§ Directive
Scan the data below and pick out the lines containing the word "will".
* BEGIN Stored data *
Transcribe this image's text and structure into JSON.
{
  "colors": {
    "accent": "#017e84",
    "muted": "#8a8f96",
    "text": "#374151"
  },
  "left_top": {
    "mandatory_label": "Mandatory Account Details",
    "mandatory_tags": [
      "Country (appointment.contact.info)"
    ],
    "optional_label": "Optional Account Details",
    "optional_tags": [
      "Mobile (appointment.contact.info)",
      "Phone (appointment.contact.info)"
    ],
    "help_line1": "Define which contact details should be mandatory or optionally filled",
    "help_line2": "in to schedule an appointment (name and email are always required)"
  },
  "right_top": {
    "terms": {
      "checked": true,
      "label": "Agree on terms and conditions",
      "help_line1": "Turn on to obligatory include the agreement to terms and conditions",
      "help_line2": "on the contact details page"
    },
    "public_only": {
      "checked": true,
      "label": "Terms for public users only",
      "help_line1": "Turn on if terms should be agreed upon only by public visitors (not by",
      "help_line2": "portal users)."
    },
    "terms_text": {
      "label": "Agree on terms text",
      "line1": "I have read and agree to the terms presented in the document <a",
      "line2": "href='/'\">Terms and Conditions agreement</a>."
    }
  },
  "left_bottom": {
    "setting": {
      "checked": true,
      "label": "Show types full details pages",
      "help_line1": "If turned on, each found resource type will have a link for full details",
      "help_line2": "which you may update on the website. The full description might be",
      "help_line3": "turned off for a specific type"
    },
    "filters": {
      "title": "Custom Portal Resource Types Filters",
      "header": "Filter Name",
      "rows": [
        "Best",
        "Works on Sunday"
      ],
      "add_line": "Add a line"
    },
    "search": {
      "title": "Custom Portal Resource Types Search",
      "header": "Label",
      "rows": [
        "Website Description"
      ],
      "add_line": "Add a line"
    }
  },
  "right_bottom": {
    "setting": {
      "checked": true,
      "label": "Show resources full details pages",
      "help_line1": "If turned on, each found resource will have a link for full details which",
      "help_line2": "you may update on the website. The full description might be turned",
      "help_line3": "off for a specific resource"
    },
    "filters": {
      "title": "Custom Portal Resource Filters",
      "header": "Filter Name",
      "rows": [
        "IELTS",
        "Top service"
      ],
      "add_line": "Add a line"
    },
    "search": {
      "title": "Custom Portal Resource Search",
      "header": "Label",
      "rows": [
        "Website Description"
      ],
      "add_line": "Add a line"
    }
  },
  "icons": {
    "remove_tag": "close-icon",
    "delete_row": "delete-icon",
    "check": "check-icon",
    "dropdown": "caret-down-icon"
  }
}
* END Stored data *
§ Answer to this task
      "help_line1": "If turned on, each found resource type will have a link for full details",
      "help_line1": "If turned on, each found resource will have a link for full details which",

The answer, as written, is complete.